• _Data lines_
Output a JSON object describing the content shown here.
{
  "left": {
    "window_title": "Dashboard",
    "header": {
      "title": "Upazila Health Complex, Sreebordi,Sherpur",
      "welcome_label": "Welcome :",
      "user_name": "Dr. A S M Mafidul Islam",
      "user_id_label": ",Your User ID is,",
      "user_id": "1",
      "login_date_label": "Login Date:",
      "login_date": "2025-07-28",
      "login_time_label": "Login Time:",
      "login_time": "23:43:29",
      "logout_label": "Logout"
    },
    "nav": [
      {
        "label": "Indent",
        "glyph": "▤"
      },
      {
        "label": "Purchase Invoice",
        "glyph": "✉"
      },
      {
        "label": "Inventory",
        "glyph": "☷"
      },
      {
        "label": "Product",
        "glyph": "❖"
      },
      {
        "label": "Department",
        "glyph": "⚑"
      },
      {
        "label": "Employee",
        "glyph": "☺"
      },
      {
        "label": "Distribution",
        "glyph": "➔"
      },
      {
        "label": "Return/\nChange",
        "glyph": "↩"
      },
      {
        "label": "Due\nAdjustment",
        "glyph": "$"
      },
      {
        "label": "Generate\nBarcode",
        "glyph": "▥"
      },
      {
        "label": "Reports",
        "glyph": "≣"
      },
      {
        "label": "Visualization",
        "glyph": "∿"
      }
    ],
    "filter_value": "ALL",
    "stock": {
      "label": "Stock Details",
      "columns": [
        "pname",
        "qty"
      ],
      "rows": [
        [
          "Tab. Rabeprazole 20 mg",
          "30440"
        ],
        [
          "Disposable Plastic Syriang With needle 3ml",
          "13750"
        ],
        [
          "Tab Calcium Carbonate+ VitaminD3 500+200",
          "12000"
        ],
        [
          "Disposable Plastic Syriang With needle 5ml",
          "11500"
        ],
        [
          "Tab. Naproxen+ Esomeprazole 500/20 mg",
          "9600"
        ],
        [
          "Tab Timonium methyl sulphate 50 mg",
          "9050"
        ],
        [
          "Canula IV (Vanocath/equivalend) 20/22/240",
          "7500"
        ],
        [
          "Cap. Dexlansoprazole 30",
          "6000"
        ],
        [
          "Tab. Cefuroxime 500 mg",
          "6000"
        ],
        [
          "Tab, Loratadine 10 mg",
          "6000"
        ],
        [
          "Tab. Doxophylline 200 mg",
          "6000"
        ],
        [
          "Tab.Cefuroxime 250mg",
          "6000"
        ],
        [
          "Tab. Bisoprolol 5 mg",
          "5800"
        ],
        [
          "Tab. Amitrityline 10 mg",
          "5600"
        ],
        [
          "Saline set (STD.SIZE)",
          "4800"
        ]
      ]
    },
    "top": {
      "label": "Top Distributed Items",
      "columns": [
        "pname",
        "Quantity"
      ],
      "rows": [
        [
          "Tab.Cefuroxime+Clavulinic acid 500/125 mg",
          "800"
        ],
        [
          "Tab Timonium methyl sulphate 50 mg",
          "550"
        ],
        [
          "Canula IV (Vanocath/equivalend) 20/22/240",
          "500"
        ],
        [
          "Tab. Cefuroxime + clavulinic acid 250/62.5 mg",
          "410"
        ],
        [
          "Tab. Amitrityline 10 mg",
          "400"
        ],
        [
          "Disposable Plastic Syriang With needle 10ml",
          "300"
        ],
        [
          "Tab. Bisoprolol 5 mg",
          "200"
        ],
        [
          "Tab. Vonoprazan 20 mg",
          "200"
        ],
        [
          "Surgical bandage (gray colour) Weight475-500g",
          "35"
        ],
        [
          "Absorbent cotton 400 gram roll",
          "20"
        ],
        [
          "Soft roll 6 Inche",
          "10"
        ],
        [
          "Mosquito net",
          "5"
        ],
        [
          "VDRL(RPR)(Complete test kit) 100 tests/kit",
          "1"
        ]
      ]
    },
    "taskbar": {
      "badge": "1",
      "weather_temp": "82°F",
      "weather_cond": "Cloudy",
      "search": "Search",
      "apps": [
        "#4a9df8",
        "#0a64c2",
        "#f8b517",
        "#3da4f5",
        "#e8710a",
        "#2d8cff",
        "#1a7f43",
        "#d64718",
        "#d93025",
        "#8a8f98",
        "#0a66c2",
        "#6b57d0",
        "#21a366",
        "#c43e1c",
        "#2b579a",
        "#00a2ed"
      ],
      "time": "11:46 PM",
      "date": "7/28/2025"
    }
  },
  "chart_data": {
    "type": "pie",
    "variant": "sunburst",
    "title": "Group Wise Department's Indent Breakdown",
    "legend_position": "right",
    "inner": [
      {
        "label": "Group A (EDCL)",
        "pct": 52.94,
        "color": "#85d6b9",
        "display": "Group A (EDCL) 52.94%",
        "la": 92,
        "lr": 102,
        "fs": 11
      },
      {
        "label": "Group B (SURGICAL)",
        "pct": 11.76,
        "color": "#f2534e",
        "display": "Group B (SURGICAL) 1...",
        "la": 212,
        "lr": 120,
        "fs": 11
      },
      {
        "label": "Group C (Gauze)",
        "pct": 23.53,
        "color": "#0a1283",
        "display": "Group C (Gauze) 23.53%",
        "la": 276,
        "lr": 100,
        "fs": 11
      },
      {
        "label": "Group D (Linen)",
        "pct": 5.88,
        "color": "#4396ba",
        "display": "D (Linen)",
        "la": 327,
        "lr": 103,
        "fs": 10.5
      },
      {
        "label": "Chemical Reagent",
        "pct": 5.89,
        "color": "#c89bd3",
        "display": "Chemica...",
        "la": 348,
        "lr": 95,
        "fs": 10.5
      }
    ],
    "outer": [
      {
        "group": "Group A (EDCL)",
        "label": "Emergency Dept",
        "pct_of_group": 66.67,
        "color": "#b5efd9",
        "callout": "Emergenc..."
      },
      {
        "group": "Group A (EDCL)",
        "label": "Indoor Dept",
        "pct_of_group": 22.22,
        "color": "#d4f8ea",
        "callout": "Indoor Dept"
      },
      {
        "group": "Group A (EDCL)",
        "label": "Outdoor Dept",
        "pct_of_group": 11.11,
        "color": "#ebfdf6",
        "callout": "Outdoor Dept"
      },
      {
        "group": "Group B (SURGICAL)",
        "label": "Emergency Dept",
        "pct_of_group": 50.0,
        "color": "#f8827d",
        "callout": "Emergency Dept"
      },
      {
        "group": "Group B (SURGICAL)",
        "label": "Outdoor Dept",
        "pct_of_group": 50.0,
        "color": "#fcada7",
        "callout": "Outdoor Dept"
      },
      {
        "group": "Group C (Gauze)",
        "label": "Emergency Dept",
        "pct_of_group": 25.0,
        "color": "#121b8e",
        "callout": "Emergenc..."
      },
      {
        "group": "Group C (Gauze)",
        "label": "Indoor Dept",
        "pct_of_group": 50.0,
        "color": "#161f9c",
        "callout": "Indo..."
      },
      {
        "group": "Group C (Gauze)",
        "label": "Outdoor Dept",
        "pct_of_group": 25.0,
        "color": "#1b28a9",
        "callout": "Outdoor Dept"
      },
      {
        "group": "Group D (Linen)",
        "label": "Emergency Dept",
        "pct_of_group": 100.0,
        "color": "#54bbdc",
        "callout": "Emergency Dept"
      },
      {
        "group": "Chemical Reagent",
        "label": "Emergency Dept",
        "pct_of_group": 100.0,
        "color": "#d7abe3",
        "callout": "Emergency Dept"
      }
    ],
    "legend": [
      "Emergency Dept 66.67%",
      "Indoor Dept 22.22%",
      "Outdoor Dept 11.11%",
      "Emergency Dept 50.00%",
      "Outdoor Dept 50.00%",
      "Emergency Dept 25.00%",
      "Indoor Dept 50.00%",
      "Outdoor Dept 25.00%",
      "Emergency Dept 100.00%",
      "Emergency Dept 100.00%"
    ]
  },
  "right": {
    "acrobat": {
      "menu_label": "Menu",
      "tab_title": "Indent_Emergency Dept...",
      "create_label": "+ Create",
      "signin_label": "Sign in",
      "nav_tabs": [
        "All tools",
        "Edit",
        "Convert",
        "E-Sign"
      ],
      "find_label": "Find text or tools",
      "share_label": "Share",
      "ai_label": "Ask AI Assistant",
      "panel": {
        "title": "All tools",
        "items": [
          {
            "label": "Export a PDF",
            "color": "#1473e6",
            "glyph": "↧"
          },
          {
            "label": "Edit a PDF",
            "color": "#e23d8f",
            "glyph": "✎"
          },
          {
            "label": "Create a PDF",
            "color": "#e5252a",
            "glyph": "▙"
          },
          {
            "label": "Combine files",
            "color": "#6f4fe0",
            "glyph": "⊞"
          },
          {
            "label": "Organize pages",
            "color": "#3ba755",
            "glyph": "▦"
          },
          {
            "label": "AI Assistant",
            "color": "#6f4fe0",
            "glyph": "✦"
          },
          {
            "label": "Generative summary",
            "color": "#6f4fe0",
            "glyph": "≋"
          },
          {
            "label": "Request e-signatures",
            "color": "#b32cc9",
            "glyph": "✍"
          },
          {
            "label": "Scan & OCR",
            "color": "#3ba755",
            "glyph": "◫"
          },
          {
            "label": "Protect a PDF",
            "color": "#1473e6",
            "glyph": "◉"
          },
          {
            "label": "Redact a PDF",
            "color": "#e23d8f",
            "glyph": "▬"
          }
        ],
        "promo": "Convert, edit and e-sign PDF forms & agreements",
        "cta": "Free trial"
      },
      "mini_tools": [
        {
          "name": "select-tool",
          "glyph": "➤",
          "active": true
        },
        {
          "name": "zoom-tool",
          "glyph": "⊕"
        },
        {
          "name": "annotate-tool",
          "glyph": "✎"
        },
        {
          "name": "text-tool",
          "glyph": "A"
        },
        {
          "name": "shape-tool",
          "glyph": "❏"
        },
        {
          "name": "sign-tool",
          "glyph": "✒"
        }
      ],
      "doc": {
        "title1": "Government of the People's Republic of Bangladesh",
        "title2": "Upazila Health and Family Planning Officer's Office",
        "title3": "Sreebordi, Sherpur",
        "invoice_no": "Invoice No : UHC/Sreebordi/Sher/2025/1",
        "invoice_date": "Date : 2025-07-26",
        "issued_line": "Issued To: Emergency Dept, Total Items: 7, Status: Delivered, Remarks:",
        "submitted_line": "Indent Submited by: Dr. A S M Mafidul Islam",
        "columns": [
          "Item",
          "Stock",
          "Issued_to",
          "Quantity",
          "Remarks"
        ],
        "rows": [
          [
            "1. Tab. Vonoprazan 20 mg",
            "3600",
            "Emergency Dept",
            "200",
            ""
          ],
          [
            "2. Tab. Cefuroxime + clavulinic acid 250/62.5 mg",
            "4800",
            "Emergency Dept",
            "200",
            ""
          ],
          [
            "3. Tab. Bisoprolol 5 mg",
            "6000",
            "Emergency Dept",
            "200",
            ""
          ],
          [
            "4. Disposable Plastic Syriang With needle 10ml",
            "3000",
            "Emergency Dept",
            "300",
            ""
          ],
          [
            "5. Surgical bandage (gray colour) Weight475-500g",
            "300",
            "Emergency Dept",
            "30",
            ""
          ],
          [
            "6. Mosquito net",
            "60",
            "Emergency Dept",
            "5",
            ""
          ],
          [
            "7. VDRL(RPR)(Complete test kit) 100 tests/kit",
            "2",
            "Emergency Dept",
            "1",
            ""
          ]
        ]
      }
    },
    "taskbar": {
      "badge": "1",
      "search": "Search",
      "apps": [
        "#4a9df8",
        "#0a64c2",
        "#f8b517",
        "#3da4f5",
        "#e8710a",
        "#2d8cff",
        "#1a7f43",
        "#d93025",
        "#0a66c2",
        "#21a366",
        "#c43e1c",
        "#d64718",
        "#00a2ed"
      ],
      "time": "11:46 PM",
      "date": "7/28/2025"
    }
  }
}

• _What the exercise asks_
Report how many lines of the data contain the word "roll", using the number alone.

• _Answer to the exercise_
2